Data extracted from a collection
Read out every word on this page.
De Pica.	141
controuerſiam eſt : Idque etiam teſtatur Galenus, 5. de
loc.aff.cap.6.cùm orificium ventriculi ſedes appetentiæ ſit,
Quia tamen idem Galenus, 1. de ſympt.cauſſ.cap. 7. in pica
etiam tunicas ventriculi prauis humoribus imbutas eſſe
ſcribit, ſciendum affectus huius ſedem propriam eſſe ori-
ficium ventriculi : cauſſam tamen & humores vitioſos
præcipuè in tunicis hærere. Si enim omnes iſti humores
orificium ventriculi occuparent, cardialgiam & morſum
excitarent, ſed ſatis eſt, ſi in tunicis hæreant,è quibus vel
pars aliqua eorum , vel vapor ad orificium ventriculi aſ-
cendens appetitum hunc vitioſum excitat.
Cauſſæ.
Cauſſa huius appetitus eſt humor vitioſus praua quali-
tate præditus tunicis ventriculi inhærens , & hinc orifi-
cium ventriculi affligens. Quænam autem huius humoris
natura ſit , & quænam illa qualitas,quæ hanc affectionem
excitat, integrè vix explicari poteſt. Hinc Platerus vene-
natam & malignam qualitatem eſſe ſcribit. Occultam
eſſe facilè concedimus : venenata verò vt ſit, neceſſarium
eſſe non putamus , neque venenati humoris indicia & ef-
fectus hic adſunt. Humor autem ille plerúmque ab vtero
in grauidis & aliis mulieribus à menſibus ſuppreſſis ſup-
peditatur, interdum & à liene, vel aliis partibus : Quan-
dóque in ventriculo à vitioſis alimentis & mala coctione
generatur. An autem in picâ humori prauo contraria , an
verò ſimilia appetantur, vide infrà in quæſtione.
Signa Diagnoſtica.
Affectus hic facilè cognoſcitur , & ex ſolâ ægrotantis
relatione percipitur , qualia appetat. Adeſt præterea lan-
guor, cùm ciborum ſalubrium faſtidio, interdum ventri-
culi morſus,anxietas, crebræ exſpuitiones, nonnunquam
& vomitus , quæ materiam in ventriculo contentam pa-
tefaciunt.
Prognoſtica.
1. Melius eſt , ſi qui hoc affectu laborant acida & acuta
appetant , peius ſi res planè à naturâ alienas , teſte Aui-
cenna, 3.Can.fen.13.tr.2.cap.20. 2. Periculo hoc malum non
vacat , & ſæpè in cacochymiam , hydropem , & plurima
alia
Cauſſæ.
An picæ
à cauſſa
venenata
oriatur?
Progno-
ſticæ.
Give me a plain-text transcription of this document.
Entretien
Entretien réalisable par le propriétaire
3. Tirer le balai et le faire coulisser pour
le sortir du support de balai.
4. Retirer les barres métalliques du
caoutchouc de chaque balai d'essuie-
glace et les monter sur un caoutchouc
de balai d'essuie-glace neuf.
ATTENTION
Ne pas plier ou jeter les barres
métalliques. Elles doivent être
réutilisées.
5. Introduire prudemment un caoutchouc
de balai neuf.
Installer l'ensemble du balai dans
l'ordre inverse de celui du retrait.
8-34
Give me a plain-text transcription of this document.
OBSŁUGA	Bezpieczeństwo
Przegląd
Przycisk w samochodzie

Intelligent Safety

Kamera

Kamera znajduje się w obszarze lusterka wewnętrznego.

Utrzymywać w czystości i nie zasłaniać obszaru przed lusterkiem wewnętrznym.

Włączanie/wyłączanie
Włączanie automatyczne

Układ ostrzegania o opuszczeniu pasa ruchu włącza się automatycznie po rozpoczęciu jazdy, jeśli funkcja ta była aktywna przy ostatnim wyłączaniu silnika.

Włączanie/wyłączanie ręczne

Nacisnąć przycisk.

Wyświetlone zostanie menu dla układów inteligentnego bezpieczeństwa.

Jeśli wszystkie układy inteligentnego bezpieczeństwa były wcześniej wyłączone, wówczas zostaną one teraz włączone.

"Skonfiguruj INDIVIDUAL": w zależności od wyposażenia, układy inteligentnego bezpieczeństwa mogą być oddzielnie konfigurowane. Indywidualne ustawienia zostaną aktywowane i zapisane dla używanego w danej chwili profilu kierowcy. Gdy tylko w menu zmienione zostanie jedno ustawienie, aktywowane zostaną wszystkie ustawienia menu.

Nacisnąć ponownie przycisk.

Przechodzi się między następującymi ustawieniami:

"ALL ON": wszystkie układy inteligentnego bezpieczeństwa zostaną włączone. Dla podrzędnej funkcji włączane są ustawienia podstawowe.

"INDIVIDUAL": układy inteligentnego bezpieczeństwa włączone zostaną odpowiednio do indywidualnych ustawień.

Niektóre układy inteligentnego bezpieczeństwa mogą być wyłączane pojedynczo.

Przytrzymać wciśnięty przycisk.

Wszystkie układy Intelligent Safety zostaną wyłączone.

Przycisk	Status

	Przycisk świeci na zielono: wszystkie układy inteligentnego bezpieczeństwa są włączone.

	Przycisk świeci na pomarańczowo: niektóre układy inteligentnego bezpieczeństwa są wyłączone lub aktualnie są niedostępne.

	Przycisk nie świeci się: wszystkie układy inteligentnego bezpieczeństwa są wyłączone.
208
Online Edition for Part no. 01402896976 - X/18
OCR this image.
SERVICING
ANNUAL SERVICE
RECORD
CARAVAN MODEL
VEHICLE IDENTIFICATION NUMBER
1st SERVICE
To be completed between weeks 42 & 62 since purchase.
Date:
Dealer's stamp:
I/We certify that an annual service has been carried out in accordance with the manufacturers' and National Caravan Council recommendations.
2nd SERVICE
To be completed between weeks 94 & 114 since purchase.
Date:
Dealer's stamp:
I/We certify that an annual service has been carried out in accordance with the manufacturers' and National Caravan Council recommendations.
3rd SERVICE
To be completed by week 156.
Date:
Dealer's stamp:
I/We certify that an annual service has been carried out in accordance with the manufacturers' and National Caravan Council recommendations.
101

### GOAL OF THE EXERCISE
Reproduce the full listing exactly.

### WRITTEN REPLY
Read out every word on this page.
De Pica.	141
controuerſiam eſt : Idque etiam teſtatur Galenus, 5. de
loc.aff.cap.6.cùm orificium ventriculi ſedes appetentiæ ſit,
Quia tamen idem Galenus, 1. de ſympt.cauſſ.cap. 7. in pica
etiam tunicas ventriculi prauis humoribus imbutas eſſe
ſcribit, ſciendum affectus huius ſedem propriam eſſe ori-
ficium ventriculi : cauſſam tamen & humores vitioſos
præcipuè in tunicis hærere. Si enim omnes iſti humores
orificium ventriculi occuparent, cardialgiam & morſum
excitarent, ſed ſatis eſt, ſi in tunicis hæreant,è quibus vel
pars aliqua eorum , vel vapor ad orificium ventriculi aſ-
cendens appetitum hunc vitioſum excitat.
Cauſſæ.
Cauſſa huius appetitus eſt humor vitioſus praua quali-
tate præditus tunicis ventriculi inhærens , & hinc orifi-
cium ventriculi affligens. Quænam autem huius humoris
natura ſit , & quænam illa qualitas,quæ hanc affectionem
excitat, integrè vix explicari poteſt. Hinc Platerus vene-
natam & malignam qualitatem eſſe ſcribit. Occultam
eſſe facilè concedimus : venenata verò vt ſit, neceſſarium
eſſe non putamus , neque venenati humoris indicia & ef-
fectus hic adſunt. Humor autem ille plerúmque ab vtero
in grauidis & aliis mulieribus à menſibus ſuppreſſis ſup-
peditatur, interdum & à liene, vel aliis partibus : Quan-
dóque in ventriculo à vitioſis alimentis & mala coctione
generatur. An autem in picâ humori prauo contraria , an
verò ſimilia appetantur, vide infrà in quæſtione.
Signa Diagnoſtica.
Affectus hic facilè cognoſcitur , & ex ſolâ ægrotantis
relatione percipitur , qualia appetat. Adeſt præterea lan-
guor, cùm ciborum ſalubrium faſtidio, interdum ventri-
culi morſus,anxietas, crebræ exſpuitiones, nonnunquam
& vomitus , quæ materiam in ventriculo contentam pa-
tefaciunt.
Prognoſtica.
1. Melius eſt , ſi qui hoc affectu laborant acida & acuta
appetant , peius ſi res planè à naturâ alienas , teſte Aui-
cenna, 3.Can.fen.13.tr.2.cap.20. 2. Periculo hoc malum non
vacat , & ſæpè in cacochymiam , hydropem , & plurima
alia
Cauſſæ.
An picæ
à cauſſa
venenata
oriatur?
Progno-
ſticæ.
Give me a plain-text transcription of this document.
Entretien
Entretien réalisable par le propriétaire
3. Tirer le balai et le faire coulisser pour
le sortir du support de balai.
4. Retirer les barres métalliques du
caoutchouc de chaque balai d'essuie-
glace et les monter sur un caoutchouc
de balai d'essuie-glace neuf.
ATTENTION
Ne pas plier ou jeter les barres
métalliques. Elles doivent être
réutilisées.
5. Introduire prudemment un caoutchouc
de balai neuf.
Installer l'ensemble du balai dans
l'ordre inverse de celui du retrait.
8-34
Give me a plain-text transcription of this document.
OBSŁUGA	Bezpieczeństwo
Przegląd
Przycisk w samochodzie

Intelligent Safety

Kamera

Kamera znajduje się w obszarze lusterka wewnętrznego.

Utrzymywać w czystości i nie zasłaniać obszaru przed lusterkiem wewnętrznym.

Włączanie/wyłączanie
Włączanie automatyczne

Układ ostrzegania o opuszczeniu pasa ruchu włącza się automatycznie po rozpoczęciu jazdy, jeśli funkcja ta była aktywna przy ostatnim wyłączaniu silnika.

Włączanie/wyłączanie ręczne

Nacisnąć przycisk.

Wyświetlone zostanie menu dla układów inteligentnego bezpieczeństwa.

Jeśli wszystkie układy inteligentnego bezpieczeństwa były wcześniej wyłączone, wówczas zostaną one teraz włączone.

"Skonfiguruj INDIVIDUAL": w zależności od wyposażenia, układy inteligentnego bezpieczeństwa mogą być oddzielnie konfigurowane. Indywidualne ustawienia zostaną aktywowane i zapisane dla używanego w danej chwili profilu kierowcy. Gdy tylko w menu zmienione zostanie jedno ustawienie, aktywowane zostaną wszystkie ustawienia menu.

Nacisnąć ponownie przycisk.

Przechodzi się między następującymi ustawieniami:

"ALL ON": wszystkie układy inteligentnego bezpieczeństwa zostaną włączone. Dla podrzędnej funkcji włączane są ustawienia podstawowe.

"INDIVIDUAL": układy inteligentnego bezpieczeństwa włączone zostaną odpowiednio do indywidualnych ustawień.

Niektóre układy inteligentnego bezpieczeństwa mogą być wyłączane pojedynczo.

Przytrzymać wciśnięty przycisk.

Wszystkie układy Intelligent Safety zostaną wyłączone.

Przycisk	Status

	Przycisk świeci na zielono: wszystkie układy inteligentnego bezpieczeństwa są włączone.

	Przycisk świeci na pomarańczowo: niektóre układy inteligentnego bezpieczeństwa są wyłączone lub aktualnie są niedostępne.

	Przycisk nie świeci się: wszystkie układy inteligentnego bezpieczeństwa są wyłączone.
208
Online Edition for Part no. 01402896976 - X/18
OCR this image.
SERVICING
ANNUAL SERVICE
RECORD
CARAVAN MODEL
VEHICLE IDENTIFICATION NUMBER
1st SERVICE
To be completed between weeks 42 & 62 since purchase.
Date:
Dealer's stamp:
I/We certify that an annual service has been carried out in accordance with the manufacturers' and National Caravan Council recommendations.
2nd SERVICE
To be completed between weeks 94 & 114 since purchase.
Date:
Dealer's stamp:
I/We certify that an annual service has been carried out in accordance with the manufacturers' and National Caravan Council recommendations.
3rd SERVICE
To be completed by week 156.
Date:
Dealer's stamp:
I/We certify that an annual service has been carried out in accordance with the manufacturers' and National Caravan Council recommendations.
101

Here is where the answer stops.